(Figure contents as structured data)
§
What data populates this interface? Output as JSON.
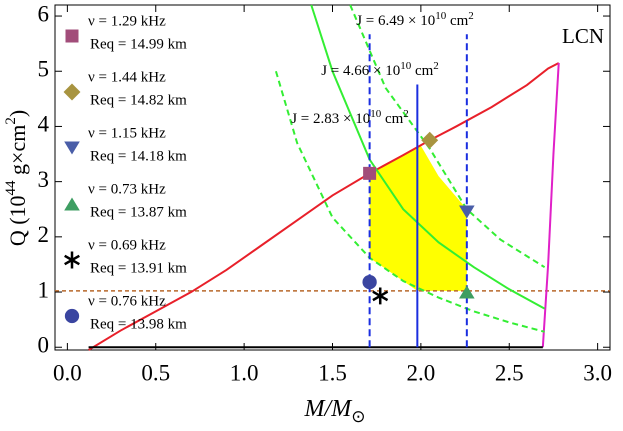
{
  "chart_data": {
    "type": "line",
    "xlabel": {
      "main": "M/M",
      "sub": "⊙"
    },
    "ylabel": {
      "main": "Q (10",
      "exp": "44",
      "unit": " g×cm",
      "unit_exp": "2",
      "close": ")"
    },
    "annotation": "LCN",
    "xlim": [
      -0.07,
      3.07
    ],
    "ylim": [
      -0.05,
      6.2
    ],
    "xticks": [
      {
        "value": 0,
        "label": "0.0"
      },
      0.5,
      {
        "value": 1,
        "label": "1.0"
      },
      1.5,
      {
        "value": 2,
        "label": "2.0"
      },
      2.5,
      {
        "value": 3,
        "label": "3.0"
      }
    ],
    "yticks": [
      0,
      1,
      2,
      3,
      4,
      5,
      6
    ],
    "curves": [
      {
        "color": "#e8202a",
        "dash": false,
        "x": [
          0.12,
          0.3,
          0.5,
          0.7,
          0.9,
          1.1,
          1.3,
          1.5,
          1.71,
          1.9,
          2.05,
          2.2,
          2.4,
          2.6,
          2.72,
          2.78
        ],
        "y": [
          -0.05,
          0.3,
          0.65,
          1.0,
          1.4,
          1.85,
          2.3,
          2.75,
          3.15,
          3.48,
          3.75,
          4.0,
          4.35,
          4.75,
          5.05,
          5.15
        ]
      },
      {
        "color": "#e020c8",
        "dash": false,
        "x": [
          2.78,
          2.75,
          2.72,
          2.69
        ],
        "y": [
          5.15,
          3.5,
          1.5,
          0.0
        ]
      },
      {
        "color": "#000000",
        "dash": false,
        "x": [
          0.12,
          2.69
        ],
        "y": [
          0,
          0
        ]
      },
      {
        "color": "#33ee33",
        "dash": true,
        "x": [
          1.18,
          1.3,
          1.5,
          1.71,
          1.9,
          2.1,
          2.3,
          2.5,
          2.7
        ],
        "y": [
          5.0,
          3.7,
          2.35,
          1.62,
          1.2,
          0.9,
          0.65,
          0.45,
          0.28
        ]
      },
      {
        "color": "#33ee33",
        "dash": false,
        "x": [
          1.38,
          1.5,
          1.71,
          1.9,
          2.1,
          2.3,
          2.5,
          2.7
        ],
        "y": [
          6.2,
          5.0,
          3.4,
          2.5,
          1.9,
          1.45,
          1.05,
          0.7
        ]
      },
      {
        "color": "#33ee33",
        "dash": true,
        "x": [
          1.6,
          1.8,
          2.05,
          2.26,
          2.45,
          2.7
        ],
        "y": [
          6.2,
          4.7,
          3.6,
          2.5,
          1.95,
          1.45
        ]
      }
    ],
    "region": {
      "color": "#ffff00",
      "x": [
        1.71,
        1.9,
        2.0,
        2.1,
        2.26,
        2.26,
        1.98,
        1.9,
        1.71
      ],
      "y": [
        3.15,
        3.48,
        3.65,
        3.1,
        2.5,
        1.02,
        1.02,
        1.2,
        1.62
      ]
    },
    "hline": {
      "y": 1.02,
      "color": "#b8682a"
    },
    "vlines": [
      {
        "x": 1.71,
        "y": [
          0,
          5.67
        ],
        "dash": true,
        "color": "#1a2ee0",
        "label": {
          "base": "J = 2.83 × 10",
          "exp": "10",
          "unit": " cm",
          "unit_exp": "2"
        }
      },
      {
        "x": 1.98,
        "y": [
          0,
          4.76
        ],
        "dash": false,
        "color": "#1a2ee0",
        "label": {
          "base": "J = 4.66 × 10",
          "exp": "10",
          "unit": " cm",
          "unit_exp": "2"
        }
      },
      {
        "x": 2.26,
        "y": [
          0,
          5.67
        ],
        "dash": true,
        "color": "#1a2ee0",
        "label": {
          "base": "J = 6.49 × 10",
          "exp": "10",
          "unit": " cm",
          "unit_exp": "2"
        }
      }
    ],
    "points": [
      {
        "marker": "square",
        "color": "#a24d7a",
        "x": 1.71,
        "y": 3.15,
        "nu": "ν = 1.29 kHz",
        "req": "Req = 14.99 km"
      },
      {
        "marker": "diamond",
        "color": "#a89440",
        "x": 2.05,
        "y": 3.75,
        "nu": "ν = 1.44 kHz",
        "req": "Req = 14.82 km"
      },
      {
        "marker": "triangle-down",
        "color": "#4a5ea8",
        "x": 2.26,
        "y": 2.45,
        "nu": "ν = 1.15 kHz",
        "req": "Req = 14.18 km"
      },
      {
        "marker": "triangle-up",
        "color": "#3e9e62",
        "x": 2.26,
        "y": 1.0,
        "nu": "ν = 0.73 kHz",
        "req": "Req = 13.87 km"
      },
      {
        "marker": "asterisk",
        "color": "#000000",
        "x": 1.77,
        "y": 0.93,
        "nu": "ν = 0.69 kHz",
        "req": "Req = 13.91 km"
      },
      {
        "marker": "circle",
        "color": "#3a45a0",
        "x": 1.71,
        "y": 1.18,
        "nu": "ν = 0.76 kHz",
        "req": "Req = 13.98 km"
      }
    ]
  }
}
§
TASK DESCRIPTION | Pictures are excluded; copy all other data exactly as shown.

CORRECT OUTPUT |
What data populates this interface? Output as JSON.
{
  "chart_data": {
    "type": "line",
    "xlabel": {
      "main": "M/M",
      "sub": "⊙"
    },
    "ylabel": {
      "main": "Q (10",
      "exp": "44",
      "unit": " g×cm",
      "unit_exp": "2",
      "close": ")"
    },
    "annotation": "LCN",
    "xlim": [
      -0.07,
      3.07
    ],
    "ylim": [
      -0.05,
      6.2
    ],
    "xticks": [
      {
        "value": 0,
        "label": "0.0"
      },
      0.5,
      {
        "value": 1,
        "label": "1.0"
      },
      1.5,
      {
        "value": 2,
        "label": "2.0"
      },
      2.5,
      {
        "value": 3,
        "label": "3.0"
      }
    ],
    "yticks": [
      0,
      1,
      2,
      3,
      4,
      5,
      6
    ],
    "curves": [
      {
        "color": "#e8202a",
        "dash": false,
        "x": [
          0.12,
          0.3,
          0.5,
          0.7,
          0.9,
          1.1,
          1.3,
          1.5,
          1.71,
          1.9,
          2.05,
          2.2,
          2.4,
          2.6,
          2.72,
          2.78
        ],
        "y": [
          -0.05,
          0.3,
          0.65,
          1.0,
          1.4,
          1.85,
          2.3,
          2.75,
          3.15,
          3.48,
          3.75,
          4.0,
          4.35,
          4.75,
          5.05,
          5.15
        ]
      },
      {
        "color": "#e020c8",
        "dash": false,
        "x": [
          2.78,
          2.75,
          2.72,
          2.69
        ],
        "y": [
          5.15,
          3.5,
          1.5,
          0.0
        ]
      },
      {
        "color": "#000000",
        "dash": false,
        "x": [
          0.12,
          2.69
        ],
        "y": [
          0,
          0
        ]
      },
      {
        "color": "#33ee33",
        "dash": true,
        "x": [
          1.18,
          1.3,
          1.5,
          1.71,
          1.9,
          2.1,
          2.3,
          2.5,
          2.7
        ],
        "y": [
          5.0,
          3.7,
          2.35,
          1.62,
          1.2,
          0.9,
          0.65,
          0.45,
          0.28
        ]
      },
      {
        "color": "#33ee33",
        "dash": false,
        "x": [
          1.38,
          1.5,
          1.71,
          1.9,
          2.1,
          2.3,
          2.5,
          2.7
        ],
        "y": [
          6.2,
          5.0,
          3.4,
          2.5,
          1.9,
          1.45,
          1.05,
          0.7
        ]
      },
      {
        "color": "#33ee33",
        "dash": true,
        "x": [
          1.6,
          1.8,
          2.05,
          2.26,
          2.45,
          2.7
        ],
        "y": [
          6.2,
          4.7,
          3.6,
          2.5,
          1.95,
          1.45
        ]
      }
    ],
    "region": {
      "color": "#ffff00",
      "x": [
        1.71,
        1.9,
        2.0,
        2.1,
        2.26,
        2.26,
        1.98,
        1.9,
        1.71
      ],
      "y": [
        3.15,
        3.48,
        3.65,
        3.1,
        2.5,
        1.02,
        1.02,
        1.2,
        1.62
      ]
    },
    "hline": {
      "y": 1.02,
      "color": "#b8682a"
    },
    "vlines": [
      {
        "x": 1.71,
        "y": [
          0,
          5.67
        ],
        "dash": true,
        "color": "#1a2ee0",
        "label": {
          "base": "J = 2.83 × 10",
          "exp": "10",
          "unit": " cm",
          "unit_exp": "2"
        }
      },
      {
        "x": 1.98,
        "y": [
          0,
          4.76
        ],
        "dash": false,
        "color": "#1a2ee0",
        "label": {
          "base": "J = 4.66 × 10",
          "exp": "10",
          "unit": " cm",
          "unit_exp": "2"
        }
      },
      {
        "x": 2.26,
        "y": [
          0,
          5.67
        ],
        "dash": true,
        "color": "#1a2ee0",
        "label": {
          "base": "J = 6.49 × 10",
          "exp": "10",
          "unit": " cm",
          "unit_exp": "2"
        }
      }
    ],
    "points": [
      {
        "marker": "square",
        "color": "#a24d7a",
        "x": 1.71,
        "y": 3.15,
        "nu": "ν = 1.29 kHz",
        "req": "Req = 14.99 km"
      },
      {
        "marker": "diamond",
        "color": "#a89440",
        "x": 2.05,
        "y": 3.75,
        "nu": "ν = 1.44 kHz",
        "req": "Req = 14.82 km"
      },
      {
        "marker": "triangle-down",
        "color": "#4a5ea8",
        "x": 2.26,
        "y": 2.45,
        "nu": "ν = 1.15 kHz",
        "req": "Req = 14.18 km"
      },
      {
        "marker": "triangle-up",
        "color": "#3e9e62",
        "x": 2.26,
        "y": 1.0,
        "nu": "ν = 0.73 kHz",
        "req": "Req = 13.87 km"
      },
      {
        "marker": "asterisk",
        "color": "#000000",
        "x": 1.77,
        "y": 0.93,
        "nu": "ν = 0.69 kHz",
        "req": "Req = 13.91 km"
      },
      {
        "marker": "circle",
        "color": "#3a45a0",
        "x": 1.71,
        "y": 1.18,
        "nu": "ν = 0.76 kHz",
        "req": "Req = 13.98 km"
      }
    ]
  }
}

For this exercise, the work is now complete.